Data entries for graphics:
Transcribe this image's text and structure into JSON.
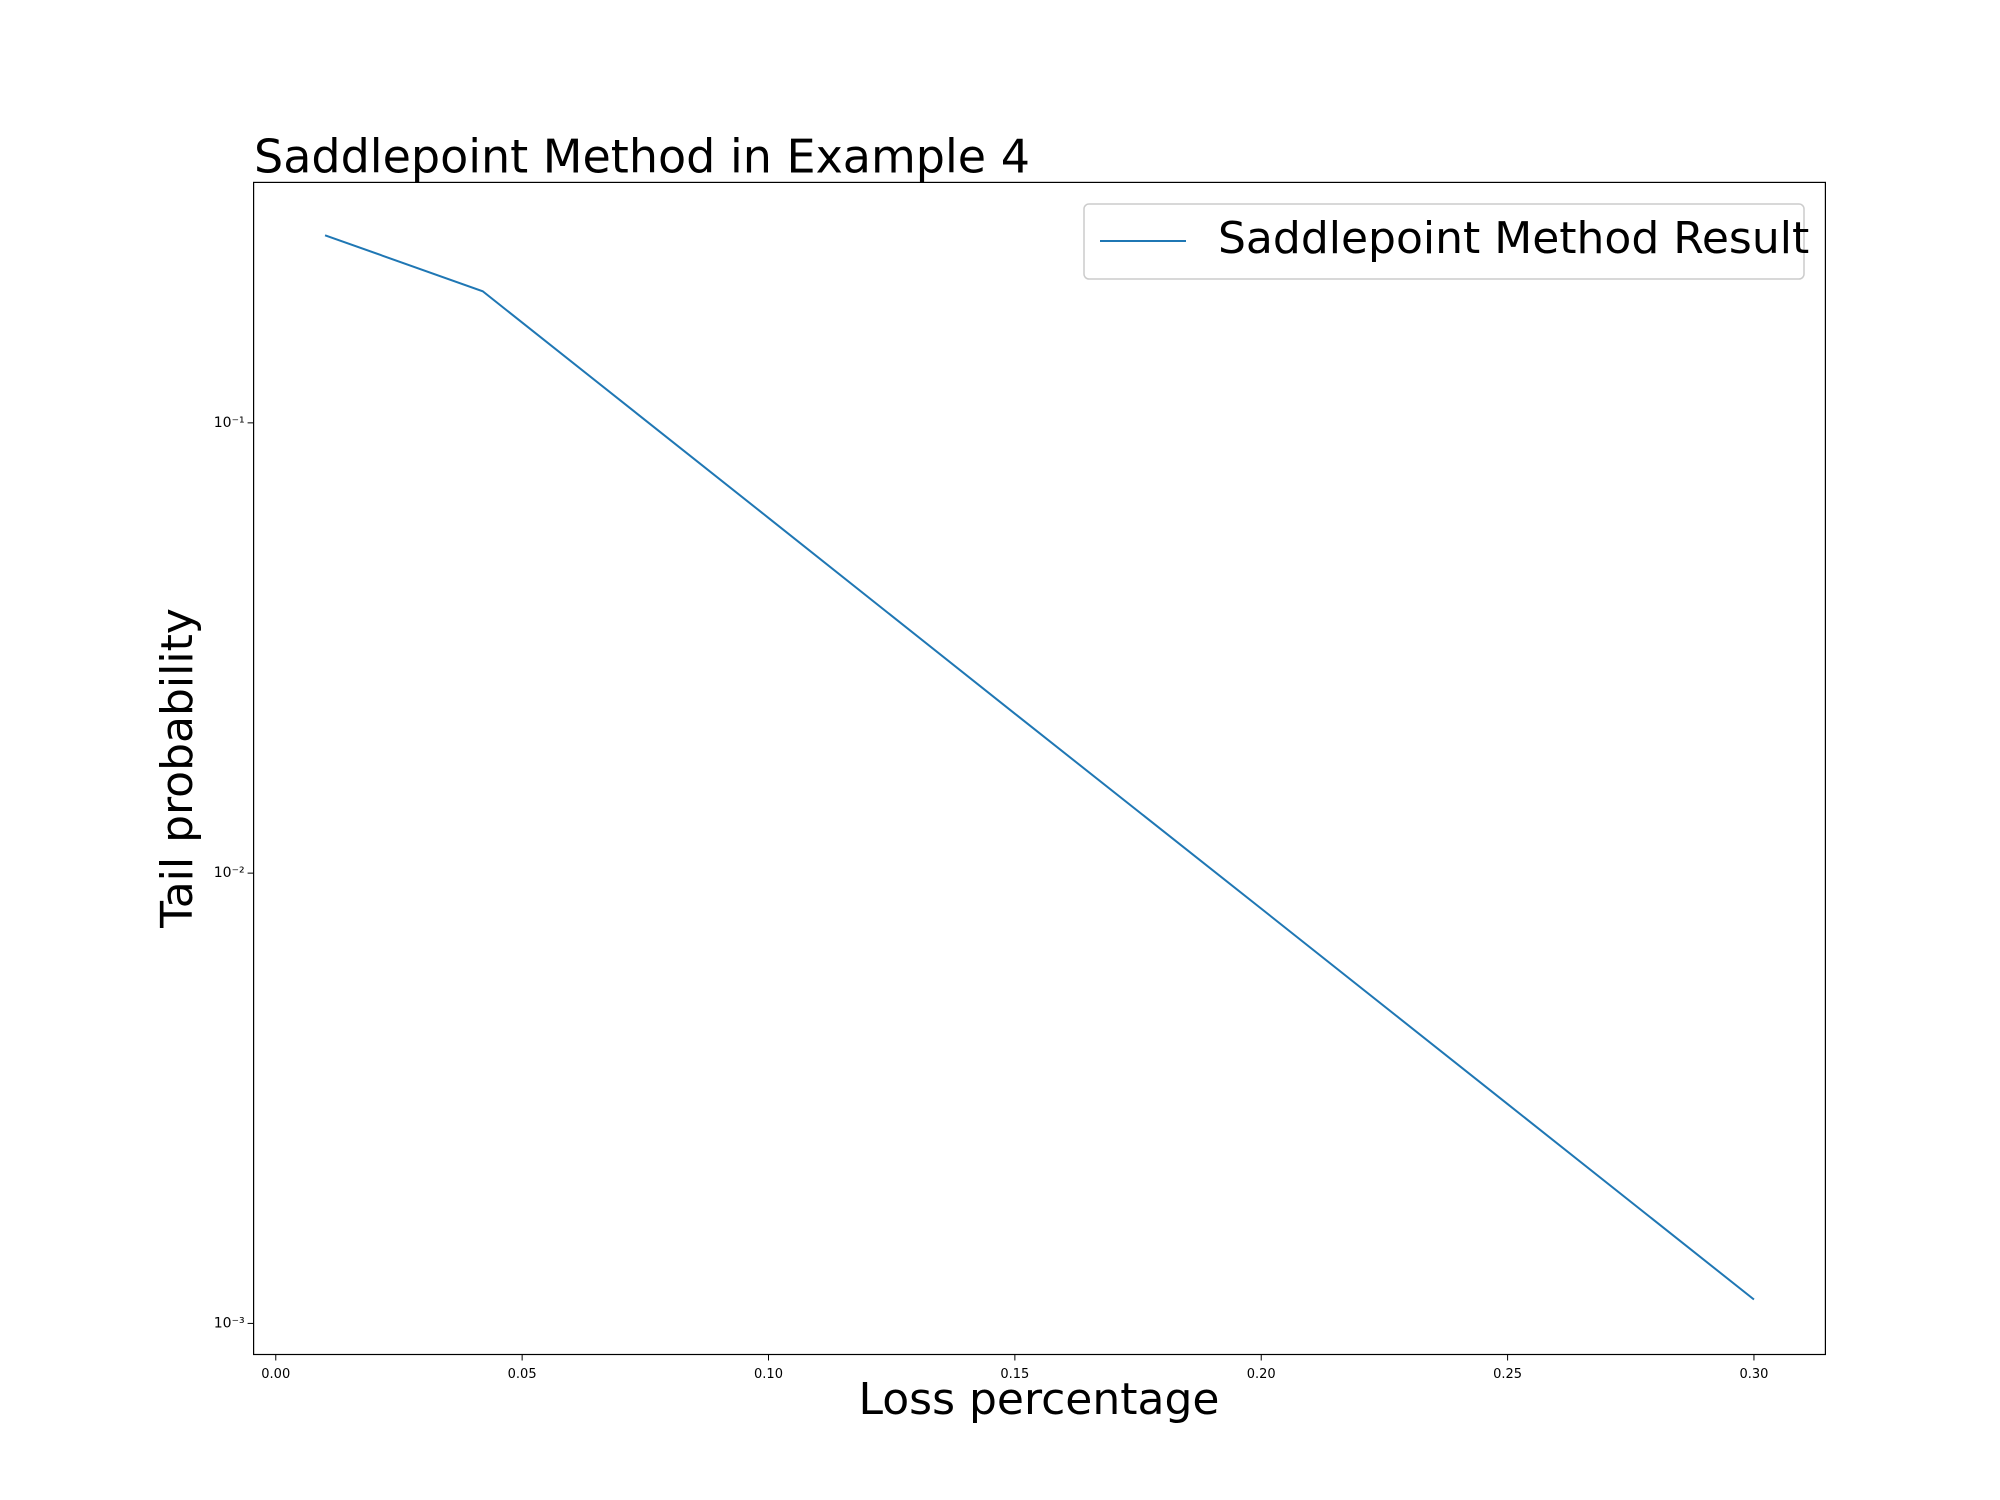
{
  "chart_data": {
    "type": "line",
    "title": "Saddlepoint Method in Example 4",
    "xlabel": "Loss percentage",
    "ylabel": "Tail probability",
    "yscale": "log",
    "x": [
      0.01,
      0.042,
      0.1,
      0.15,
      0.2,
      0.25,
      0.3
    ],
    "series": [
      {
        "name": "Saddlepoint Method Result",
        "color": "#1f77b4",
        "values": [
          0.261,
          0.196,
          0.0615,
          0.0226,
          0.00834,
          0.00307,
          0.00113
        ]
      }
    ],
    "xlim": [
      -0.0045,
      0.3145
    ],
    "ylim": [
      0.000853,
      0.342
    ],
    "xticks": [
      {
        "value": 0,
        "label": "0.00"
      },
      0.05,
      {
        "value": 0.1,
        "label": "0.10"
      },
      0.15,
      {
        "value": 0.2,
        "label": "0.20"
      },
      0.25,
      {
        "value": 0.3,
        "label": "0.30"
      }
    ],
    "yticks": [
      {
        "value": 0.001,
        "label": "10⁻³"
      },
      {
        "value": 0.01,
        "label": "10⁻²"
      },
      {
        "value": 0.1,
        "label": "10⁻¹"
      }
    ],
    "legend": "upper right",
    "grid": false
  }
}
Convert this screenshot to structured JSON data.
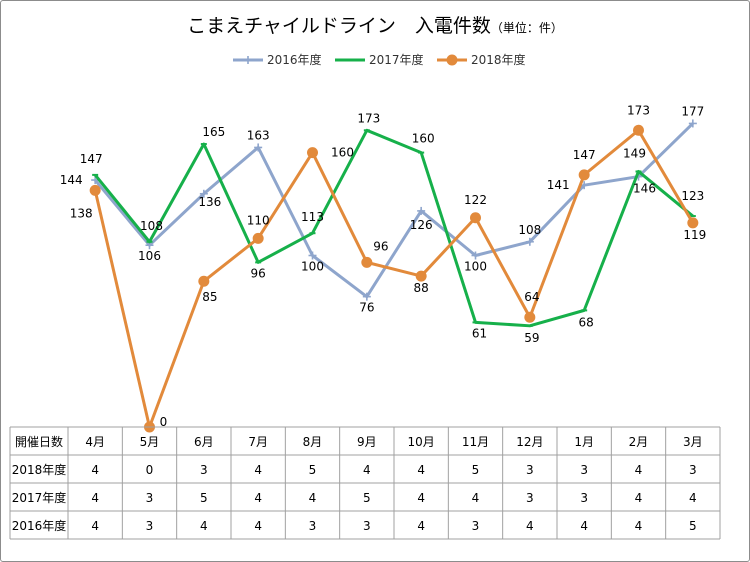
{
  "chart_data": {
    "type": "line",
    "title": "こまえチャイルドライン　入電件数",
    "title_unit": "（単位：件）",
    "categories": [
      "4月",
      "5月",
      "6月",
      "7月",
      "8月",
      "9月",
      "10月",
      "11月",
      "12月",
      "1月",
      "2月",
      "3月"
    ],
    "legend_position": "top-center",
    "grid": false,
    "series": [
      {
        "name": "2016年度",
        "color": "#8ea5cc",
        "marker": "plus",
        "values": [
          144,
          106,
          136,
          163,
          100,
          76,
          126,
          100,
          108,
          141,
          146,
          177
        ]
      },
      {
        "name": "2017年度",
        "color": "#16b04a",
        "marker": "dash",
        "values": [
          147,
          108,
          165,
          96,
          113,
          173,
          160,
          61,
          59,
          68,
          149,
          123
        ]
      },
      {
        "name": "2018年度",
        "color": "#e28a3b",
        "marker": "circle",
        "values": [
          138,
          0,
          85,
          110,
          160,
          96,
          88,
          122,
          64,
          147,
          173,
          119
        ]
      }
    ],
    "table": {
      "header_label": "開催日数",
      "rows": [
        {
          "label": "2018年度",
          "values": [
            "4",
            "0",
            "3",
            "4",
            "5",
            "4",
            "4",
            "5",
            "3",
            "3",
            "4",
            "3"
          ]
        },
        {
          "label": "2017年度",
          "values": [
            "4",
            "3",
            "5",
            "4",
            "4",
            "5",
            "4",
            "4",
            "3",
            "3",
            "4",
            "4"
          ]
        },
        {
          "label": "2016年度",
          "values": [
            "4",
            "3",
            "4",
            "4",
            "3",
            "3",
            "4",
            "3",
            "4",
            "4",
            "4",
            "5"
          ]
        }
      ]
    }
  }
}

EXERCISE GOAL → Check every line of the data above for the string "JSON", and copy those that have it.

WRITTEN REPLY →
Transcribe this image's text and structure into JSON.
Convert this screenshot to structured JSON data.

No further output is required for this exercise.